### TASK REQUIREMENTS
Check each line of the listing below for the string "Waves", and give only how many lines hold it.

^^^^^^^^^^^^^^^^

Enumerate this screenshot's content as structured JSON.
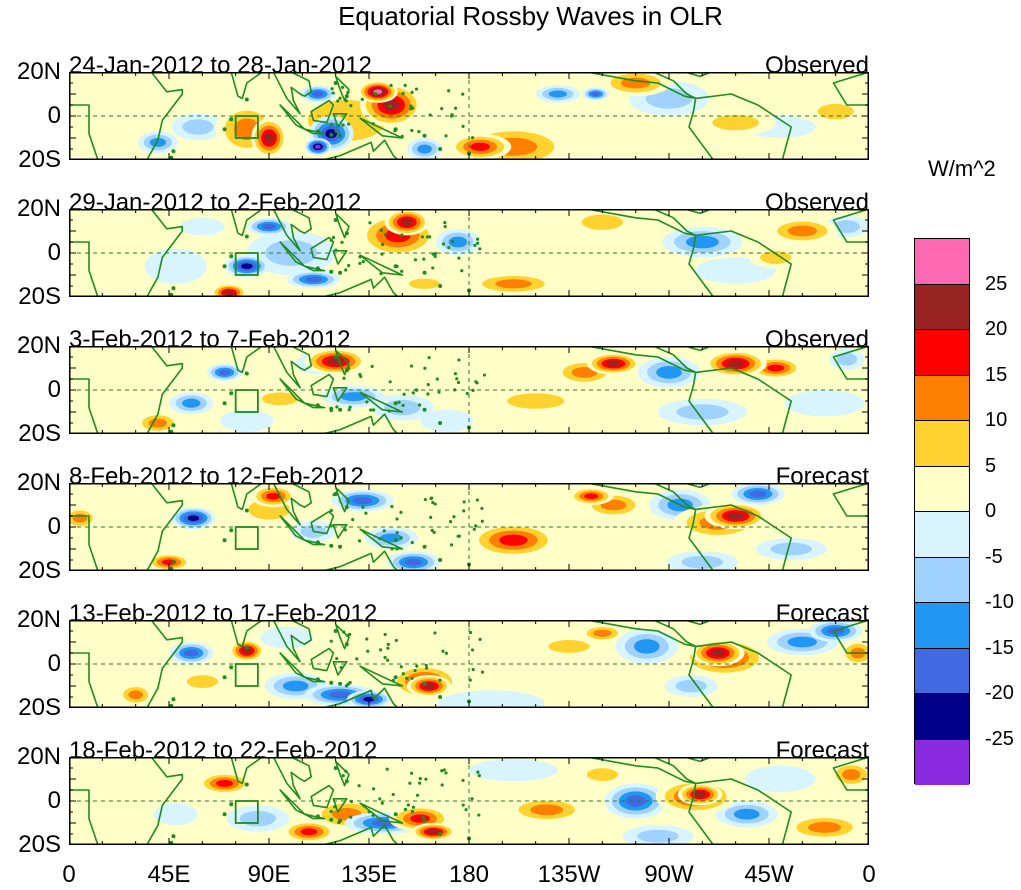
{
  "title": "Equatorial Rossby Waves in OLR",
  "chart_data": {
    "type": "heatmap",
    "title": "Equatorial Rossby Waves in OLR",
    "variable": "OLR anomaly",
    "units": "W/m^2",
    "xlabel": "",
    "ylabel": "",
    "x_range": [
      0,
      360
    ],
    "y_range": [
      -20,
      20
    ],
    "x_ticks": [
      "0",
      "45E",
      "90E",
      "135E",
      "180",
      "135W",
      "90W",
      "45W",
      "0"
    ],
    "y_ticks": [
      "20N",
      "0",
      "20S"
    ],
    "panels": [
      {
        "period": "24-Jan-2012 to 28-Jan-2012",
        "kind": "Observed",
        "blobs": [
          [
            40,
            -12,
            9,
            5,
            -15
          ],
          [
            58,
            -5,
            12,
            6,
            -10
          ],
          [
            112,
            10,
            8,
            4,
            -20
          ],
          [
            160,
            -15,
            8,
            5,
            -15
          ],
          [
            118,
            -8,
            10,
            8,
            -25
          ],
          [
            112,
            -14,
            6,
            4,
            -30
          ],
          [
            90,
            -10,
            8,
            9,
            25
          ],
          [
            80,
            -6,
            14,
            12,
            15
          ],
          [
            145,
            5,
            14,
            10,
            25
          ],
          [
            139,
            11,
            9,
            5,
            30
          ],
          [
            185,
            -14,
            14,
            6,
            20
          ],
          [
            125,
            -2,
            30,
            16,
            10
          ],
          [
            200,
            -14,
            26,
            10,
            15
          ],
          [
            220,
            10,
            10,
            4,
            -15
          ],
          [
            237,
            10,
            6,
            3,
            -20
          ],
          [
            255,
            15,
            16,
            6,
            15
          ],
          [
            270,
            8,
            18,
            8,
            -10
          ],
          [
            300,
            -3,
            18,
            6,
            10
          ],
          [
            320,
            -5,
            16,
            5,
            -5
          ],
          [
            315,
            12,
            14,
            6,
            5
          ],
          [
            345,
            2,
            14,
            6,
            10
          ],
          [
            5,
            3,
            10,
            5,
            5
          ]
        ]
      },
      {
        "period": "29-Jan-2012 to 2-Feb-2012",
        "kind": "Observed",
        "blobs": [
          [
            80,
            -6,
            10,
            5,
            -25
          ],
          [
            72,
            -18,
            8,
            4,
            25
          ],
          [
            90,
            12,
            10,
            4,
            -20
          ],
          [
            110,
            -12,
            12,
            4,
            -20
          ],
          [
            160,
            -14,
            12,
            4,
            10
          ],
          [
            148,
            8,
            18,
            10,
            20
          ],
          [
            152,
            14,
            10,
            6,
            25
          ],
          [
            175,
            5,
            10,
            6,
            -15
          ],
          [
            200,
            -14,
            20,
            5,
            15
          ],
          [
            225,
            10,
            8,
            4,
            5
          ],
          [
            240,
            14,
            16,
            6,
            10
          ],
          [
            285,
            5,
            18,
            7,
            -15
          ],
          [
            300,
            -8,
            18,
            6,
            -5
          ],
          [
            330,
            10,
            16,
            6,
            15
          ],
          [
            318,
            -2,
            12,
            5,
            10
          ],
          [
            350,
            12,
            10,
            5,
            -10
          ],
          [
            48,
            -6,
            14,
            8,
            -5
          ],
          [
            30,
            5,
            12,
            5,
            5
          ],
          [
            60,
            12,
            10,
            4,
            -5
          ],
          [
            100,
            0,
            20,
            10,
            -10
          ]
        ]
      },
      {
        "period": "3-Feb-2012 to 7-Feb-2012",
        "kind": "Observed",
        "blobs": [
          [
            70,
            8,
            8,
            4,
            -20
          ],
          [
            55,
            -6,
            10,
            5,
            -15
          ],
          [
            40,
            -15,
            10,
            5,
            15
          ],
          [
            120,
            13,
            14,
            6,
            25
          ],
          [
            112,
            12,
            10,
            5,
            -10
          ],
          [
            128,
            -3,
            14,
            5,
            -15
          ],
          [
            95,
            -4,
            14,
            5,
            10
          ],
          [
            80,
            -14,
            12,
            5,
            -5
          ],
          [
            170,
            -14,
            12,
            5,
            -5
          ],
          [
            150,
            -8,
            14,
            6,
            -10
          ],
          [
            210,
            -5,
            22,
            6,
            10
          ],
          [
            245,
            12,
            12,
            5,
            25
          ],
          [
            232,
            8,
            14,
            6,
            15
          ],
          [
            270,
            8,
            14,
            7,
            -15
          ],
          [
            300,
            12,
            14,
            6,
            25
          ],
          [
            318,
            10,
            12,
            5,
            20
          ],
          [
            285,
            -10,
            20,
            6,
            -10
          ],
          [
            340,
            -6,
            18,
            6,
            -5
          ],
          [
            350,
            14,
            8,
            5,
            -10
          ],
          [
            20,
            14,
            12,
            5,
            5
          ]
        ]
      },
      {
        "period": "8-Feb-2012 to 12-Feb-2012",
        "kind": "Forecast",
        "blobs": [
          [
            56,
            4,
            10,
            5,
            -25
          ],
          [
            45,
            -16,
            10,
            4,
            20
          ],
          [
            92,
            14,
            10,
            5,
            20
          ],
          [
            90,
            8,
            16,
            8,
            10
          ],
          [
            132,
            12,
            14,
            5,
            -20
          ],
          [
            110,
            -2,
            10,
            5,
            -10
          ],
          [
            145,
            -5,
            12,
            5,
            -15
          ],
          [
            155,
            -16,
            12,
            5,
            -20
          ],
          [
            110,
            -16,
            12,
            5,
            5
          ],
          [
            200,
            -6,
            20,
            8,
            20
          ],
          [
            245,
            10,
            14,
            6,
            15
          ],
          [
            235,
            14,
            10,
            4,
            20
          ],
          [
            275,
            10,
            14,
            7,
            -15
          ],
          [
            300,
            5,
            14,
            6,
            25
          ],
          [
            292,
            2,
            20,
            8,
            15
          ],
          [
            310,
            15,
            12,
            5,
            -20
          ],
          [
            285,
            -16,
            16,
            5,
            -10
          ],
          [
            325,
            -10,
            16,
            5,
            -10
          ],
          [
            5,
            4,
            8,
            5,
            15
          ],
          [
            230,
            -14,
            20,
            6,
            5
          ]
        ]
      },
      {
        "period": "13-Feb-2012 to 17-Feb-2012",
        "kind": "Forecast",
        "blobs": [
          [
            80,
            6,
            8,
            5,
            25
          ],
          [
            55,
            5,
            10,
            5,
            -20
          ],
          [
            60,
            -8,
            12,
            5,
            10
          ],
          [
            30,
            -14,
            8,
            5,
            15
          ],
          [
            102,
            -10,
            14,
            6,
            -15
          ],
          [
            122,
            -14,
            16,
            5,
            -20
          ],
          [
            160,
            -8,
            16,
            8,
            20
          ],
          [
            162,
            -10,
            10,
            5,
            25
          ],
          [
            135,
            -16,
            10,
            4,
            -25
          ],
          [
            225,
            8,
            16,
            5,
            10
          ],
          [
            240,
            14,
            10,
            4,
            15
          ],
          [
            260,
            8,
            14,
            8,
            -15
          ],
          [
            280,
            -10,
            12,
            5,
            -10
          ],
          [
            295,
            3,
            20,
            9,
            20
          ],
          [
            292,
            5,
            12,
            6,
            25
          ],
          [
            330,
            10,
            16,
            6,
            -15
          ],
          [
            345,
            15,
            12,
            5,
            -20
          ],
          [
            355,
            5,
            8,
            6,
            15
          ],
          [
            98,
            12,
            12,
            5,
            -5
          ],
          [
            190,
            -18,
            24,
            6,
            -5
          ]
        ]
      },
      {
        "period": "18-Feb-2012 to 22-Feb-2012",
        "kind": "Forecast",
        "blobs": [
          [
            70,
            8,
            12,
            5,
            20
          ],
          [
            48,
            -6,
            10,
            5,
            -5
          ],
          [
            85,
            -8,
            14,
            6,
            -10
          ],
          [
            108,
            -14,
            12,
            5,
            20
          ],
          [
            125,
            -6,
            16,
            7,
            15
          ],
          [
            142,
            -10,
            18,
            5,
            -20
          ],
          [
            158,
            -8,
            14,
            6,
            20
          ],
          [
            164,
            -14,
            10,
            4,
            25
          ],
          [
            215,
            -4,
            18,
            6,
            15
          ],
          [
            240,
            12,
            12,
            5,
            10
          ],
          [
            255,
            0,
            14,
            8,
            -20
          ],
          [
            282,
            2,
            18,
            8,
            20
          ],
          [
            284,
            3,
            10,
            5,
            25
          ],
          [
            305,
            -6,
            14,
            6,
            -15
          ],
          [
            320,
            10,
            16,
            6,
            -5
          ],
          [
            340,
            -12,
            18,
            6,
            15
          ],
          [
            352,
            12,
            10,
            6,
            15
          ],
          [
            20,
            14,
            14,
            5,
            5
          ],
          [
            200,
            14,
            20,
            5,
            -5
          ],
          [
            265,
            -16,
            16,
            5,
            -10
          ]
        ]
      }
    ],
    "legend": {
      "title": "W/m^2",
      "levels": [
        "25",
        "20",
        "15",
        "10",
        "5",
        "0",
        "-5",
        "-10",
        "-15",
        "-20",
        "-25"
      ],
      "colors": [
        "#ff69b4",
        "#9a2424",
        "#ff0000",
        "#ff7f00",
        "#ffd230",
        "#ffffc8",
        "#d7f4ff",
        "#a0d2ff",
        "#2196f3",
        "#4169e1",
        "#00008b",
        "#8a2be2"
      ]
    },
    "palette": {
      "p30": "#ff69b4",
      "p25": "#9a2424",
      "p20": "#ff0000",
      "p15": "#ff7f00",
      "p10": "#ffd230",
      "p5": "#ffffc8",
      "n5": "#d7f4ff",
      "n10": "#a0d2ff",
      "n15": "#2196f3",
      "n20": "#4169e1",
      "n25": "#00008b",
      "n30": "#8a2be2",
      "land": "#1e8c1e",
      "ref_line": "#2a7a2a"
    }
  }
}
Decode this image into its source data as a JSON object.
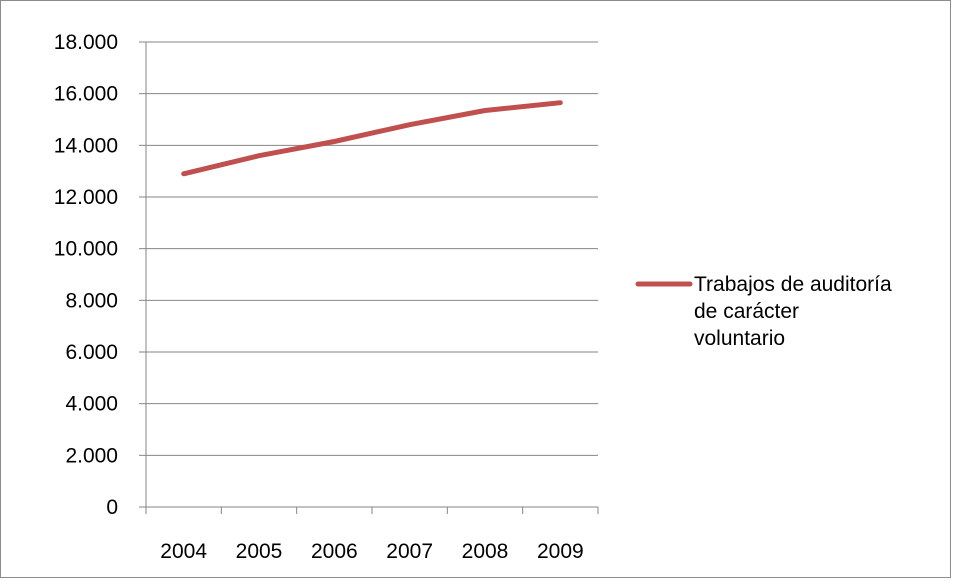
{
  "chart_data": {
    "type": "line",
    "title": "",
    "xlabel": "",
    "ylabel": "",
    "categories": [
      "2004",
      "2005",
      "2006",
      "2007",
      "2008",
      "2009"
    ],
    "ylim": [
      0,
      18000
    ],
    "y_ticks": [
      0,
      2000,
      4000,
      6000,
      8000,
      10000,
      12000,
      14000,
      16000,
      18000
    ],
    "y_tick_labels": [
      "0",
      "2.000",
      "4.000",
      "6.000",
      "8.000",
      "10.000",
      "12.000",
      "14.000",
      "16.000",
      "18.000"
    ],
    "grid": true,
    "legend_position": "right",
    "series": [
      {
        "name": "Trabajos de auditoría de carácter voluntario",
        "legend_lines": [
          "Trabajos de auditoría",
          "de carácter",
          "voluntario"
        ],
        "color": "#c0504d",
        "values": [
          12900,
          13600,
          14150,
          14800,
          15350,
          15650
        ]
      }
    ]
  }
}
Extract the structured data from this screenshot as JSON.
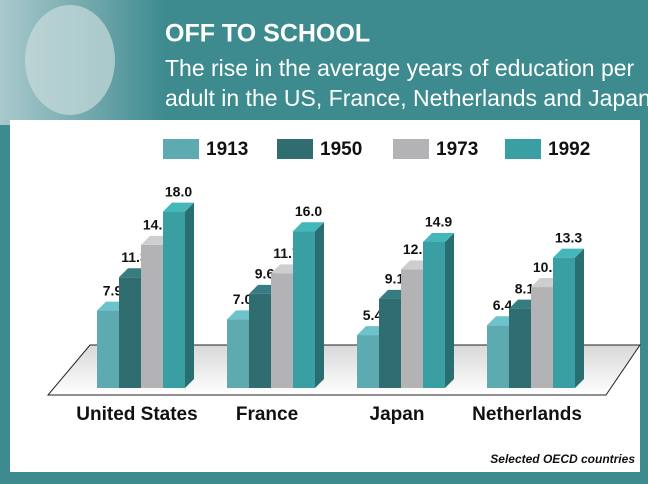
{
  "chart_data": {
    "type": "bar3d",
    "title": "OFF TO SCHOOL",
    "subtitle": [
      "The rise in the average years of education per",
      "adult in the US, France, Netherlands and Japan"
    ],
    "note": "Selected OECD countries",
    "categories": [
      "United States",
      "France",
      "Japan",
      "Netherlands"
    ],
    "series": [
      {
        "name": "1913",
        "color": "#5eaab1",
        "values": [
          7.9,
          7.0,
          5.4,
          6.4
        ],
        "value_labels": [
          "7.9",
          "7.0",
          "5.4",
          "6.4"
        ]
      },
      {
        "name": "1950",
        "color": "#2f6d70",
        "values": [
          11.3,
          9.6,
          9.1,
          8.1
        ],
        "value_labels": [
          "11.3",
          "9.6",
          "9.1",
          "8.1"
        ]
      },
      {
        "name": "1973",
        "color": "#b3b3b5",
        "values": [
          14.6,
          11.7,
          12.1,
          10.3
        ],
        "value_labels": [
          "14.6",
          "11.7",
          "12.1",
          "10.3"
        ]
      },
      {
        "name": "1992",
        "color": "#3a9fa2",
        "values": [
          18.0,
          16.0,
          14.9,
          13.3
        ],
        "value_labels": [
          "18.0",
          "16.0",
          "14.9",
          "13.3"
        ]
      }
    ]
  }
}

^^^^^^^^^^^^^^^^

### EXERCISE RESULT
2